▶ [TASK TO CARRY OUT] Images do not belong in the copy. Retype all the entries below exactly.

▶ [DATASET ROWS]

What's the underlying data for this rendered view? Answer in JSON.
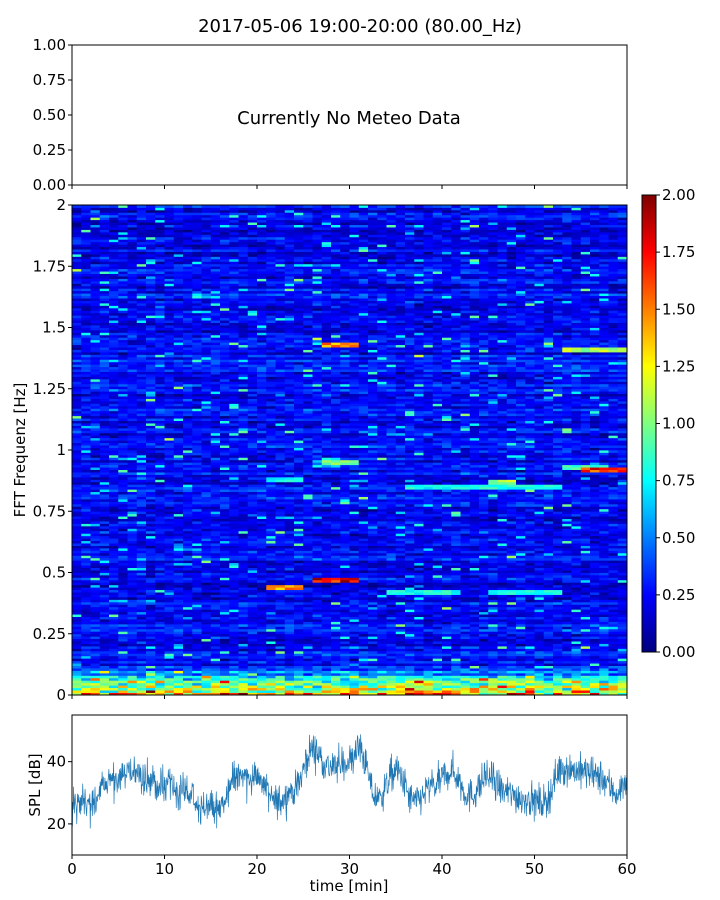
{
  "title": "2017-05-06 19:00-20:00 (80.00_Hz)",
  "colors": {
    "colormap": [
      "#00007f",
      "#0000ff",
      "#007fff",
      "#00ffff",
      "#7fff7f",
      "#ffff00",
      "#ff7f00",
      "#ff0000",
      "#7f0000"
    ],
    "spl_line": "#1f77b4"
  },
  "chart_data": [
    {
      "type": "line",
      "panel": "meteo",
      "annotation": "Currently No Meteo Data",
      "ylim": [
        0,
        1
      ],
      "yticks": [
        0,
        0.25,
        0.5,
        0.75,
        1
      ],
      "ytick_labels": [
        "0.00",
        "0.25",
        "0.50",
        "0.75",
        "1.00"
      ],
      "xlim": [
        0,
        60
      ],
      "series": []
    },
    {
      "type": "heatmap",
      "panel": "spectrogram",
      "ylabel": "FFT Frequenz [Hz]",
      "xlim": [
        0,
        60
      ],
      "ylim": [
        0,
        2
      ],
      "yticks": [
        0,
        0.25,
        0.5,
        0.75,
        1,
        1.25,
        1.5,
        1.75,
        2
      ],
      "ytick_labels": [
        "0",
        "0.25",
        "0.5",
        "0.75",
        "1",
        "1.25",
        "1.5",
        "1.75",
        "2"
      ],
      "colorbar": {
        "range": [
          0,
          2
        ],
        "ticks": [
          0,
          0.25,
          0.5,
          0.75,
          1,
          1.25,
          1.5,
          1.75,
          2
        ],
        "tick_labels": [
          "0.00",
          "0.25",
          "0.50",
          "0.75",
          "1.00",
          "1.25",
          "1.50",
          "1.75",
          "2.00"
        ]
      },
      "background_level": 0.25,
      "low_freq_band": {
        "freq_max": 0.12,
        "level": 1.1
      },
      "features": [
        {
          "t": [
            27.5,
            31
          ],
          "f": 1.43,
          "value": 1.5
        },
        {
          "t": [
            26.5,
            31
          ],
          "f": 0.47,
          "value": 1.8
        },
        {
          "t": [
            21.5,
            25
          ],
          "f": 0.44,
          "value": 1.5
        },
        {
          "t": [
            53,
            60
          ],
          "f": 1.41,
          "value": 1.1
        },
        {
          "t": [
            55,
            60
          ],
          "f": 0.92,
          "value": 1.7
        },
        {
          "t": [
            53,
            58
          ],
          "f": 0.93,
          "value": 0.9
        },
        {
          "t": [
            27.5,
            31
          ],
          "f": 0.95,
          "value": 1.0
        },
        {
          "t": [
            36,
            53
          ],
          "f": 0.85,
          "value": 0.8
        },
        {
          "t": [
            45,
            48
          ],
          "f": 0.87,
          "value": 1.1
        },
        {
          "t": [
            21,
            25
          ],
          "f": 0.88,
          "value": 0.8
        },
        {
          "t": [
            34,
            42
          ],
          "f": 0.42,
          "value": 0.8
        },
        {
          "t": [
            45,
            53
          ],
          "f": 0.42,
          "value": 0.8
        }
      ]
    },
    {
      "type": "line",
      "panel": "spl",
      "ylabel": "SPL [dB]",
      "xlabel": "time [min]",
      "xlim": [
        0,
        60
      ],
      "ylim": [
        10,
        55
      ],
      "xticks": [
        0,
        10,
        20,
        30,
        40,
        50,
        60
      ],
      "xtick_labels": [
        "0",
        "10",
        "20",
        "30",
        "40",
        "50",
        "60"
      ],
      "yticks": [
        20,
        40
      ],
      "ytick_labels": [
        "20",
        "40"
      ],
      "series": [
        {
          "x": [
            0,
            2,
            4,
            6,
            8,
            10,
            12,
            14,
            16,
            18,
            20,
            22,
            24,
            26,
            28,
            30,
            31,
            33,
            35,
            37,
            39,
            41,
            43,
            45,
            47,
            49,
            51,
            53,
            55,
            57,
            59,
            60
          ],
          "values": [
            27,
            26,
            33,
            37,
            34,
            32,
            30,
            26,
            25,
            36,
            35,
            27,
            31,
            44,
            38,
            40,
            44,
            28,
            37,
            27,
            32,
            37,
            29,
            35,
            30,
            28,
            27,
            38,
            37,
            35,
            30,
            34
          ],
          "spread": 5
        }
      ]
    }
  ]
}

▶ [EXERCISE RESULT]
What's the underlying data for this rendered view? Answer in JSON.
{
  "title": "2017-05-06 19:00-20:00 (80.00_Hz)",
  "colors": {
    "colormap": [
      "#00007f",
      "#0000ff",
      "#007fff",
      "#00ffff",
      "#7fff7f",
      "#ffff00",
      "#ff7f00",
      "#ff0000",
      "#7f0000"
    ],
    "spl_line": "#1f77b4"
  },
  "chart_data": [
    {
      "type": "line",
      "panel": "meteo",
      "annotation": "Currently No Meteo Data",
      "ylim": [
        0,
        1
      ],
      "yticks": [
        0,
        0.25,
        0.5,
        0.75,
        1
      ],
      "ytick_labels": [
        "0.00",
        "0.25",
        "0.50",
        "0.75",
        "1.00"
      ],
      "xlim": [
        0,
        60
      ],
      "series": []
    },
    {
      "type": "heatmap",
      "panel": "spectrogram",
      "ylabel": "FFT Frequenz [Hz]",
      "xlim": [
        0,
        60
      ],
      "ylim": [
        0,
        2
      ],
      "yticks": [
        0,
        0.25,
        0.5,
        0.75,
        1,
        1.25,
        1.5,
        1.75,
        2
      ],
      "ytick_labels": [
        "0",
        "0.25",
        "0.5",
        "0.75",
        "1",
        "1.25",
        "1.5",
        "1.75",
        "2"
      ],
      "colorbar": {
        "range": [
          0,
          2
        ],
        "ticks": [
          0,
          0.25,
          0.5,
          0.75,
          1,
          1.25,
          1.5,
          1.75,
          2
        ],
        "tick_labels": [
          "0.00",
          "0.25",
          "0.50",
          "0.75",
          "1.00",
          "1.25",
          "1.50",
          "1.75",
          "2.00"
        ]
      },
      "background_level": 0.25,
      "low_freq_band": {
        "freq_max": 0.12,
        "level": 1.1
      },
      "features": [
        {
          "t": [
            27.5,
            31
          ],
          "f": 1.43,
          "value": 1.5
        },
        {
          "t": [
            26.5,
            31
          ],
          "f": 0.47,
          "value": 1.8
        },
        {
          "t": [
            21.5,
            25
          ],
          "f": 0.44,
          "value": 1.5
        },
        {
          "t": [
            53,
            60
          ],
          "f": 1.41,
          "value": 1.1
        },
        {
          "t": [
            55,
            60
          ],
          "f": 0.92,
          "value": 1.7
        },
        {
          "t": [
            53,
            58
          ],
          "f": 0.93,
          "value": 0.9
        },
        {
          "t": [
            27.5,
            31
          ],
          "f": 0.95,
          "value": 1.0
        },
        {
          "t": [
            36,
            53
          ],
          "f": 0.85,
          "value": 0.8
        },
        {
          "t": [
            45,
            48
          ],
          "f": 0.87,
          "value": 1.1
        },
        {
          "t": [
            21,
            25
          ],
          "f": 0.88,
          "value": 0.8
        },
        {
          "t": [
            34,
            42
          ],
          "f": 0.42,
          "value": 0.8
        },
        {
          "t": [
            45,
            53
          ],
          "f": 0.42,
          "value": 0.8
        }
      ]
    },
    {
      "type": "line",
      "panel": "spl",
      "ylabel": "SPL [dB]",
      "xlabel": "time [min]",
      "xlim": [
        0,
        60
      ],
      "ylim": [
        10,
        55
      ],
      "xticks": [
        0,
        10,
        20,
        30,
        40,
        50,
        60
      ],
      "xtick_labels": [
        "0",
        "10",
        "20",
        "30",
        "40",
        "50",
        "60"
      ],
      "yticks": [
        20,
        40
      ],
      "ytick_labels": [
        "20",
        "40"
      ],
      "series": [
        {
          "x": [
            0,
            2,
            4,
            6,
            8,
            10,
            12,
            14,
            16,
            18,
            20,
            22,
            24,
            26,
            28,
            30,
            31,
            33,
            35,
            37,
            39,
            41,
            43,
            45,
            47,
            49,
            51,
            53,
            55,
            57,
            59,
            60
          ],
          "values": [
            27,
            26,
            33,
            37,
            34,
            32,
            30,
            26,
            25,
            36,
            35,
            27,
            31,
            44,
            38,
            40,
            44,
            28,
            37,
            27,
            32,
            37,
            29,
            35,
            30,
            28,
            27,
            38,
            37,
            35,
            30,
            34
          ],
          "spread": 5
        }
      ]
    }
  ]
}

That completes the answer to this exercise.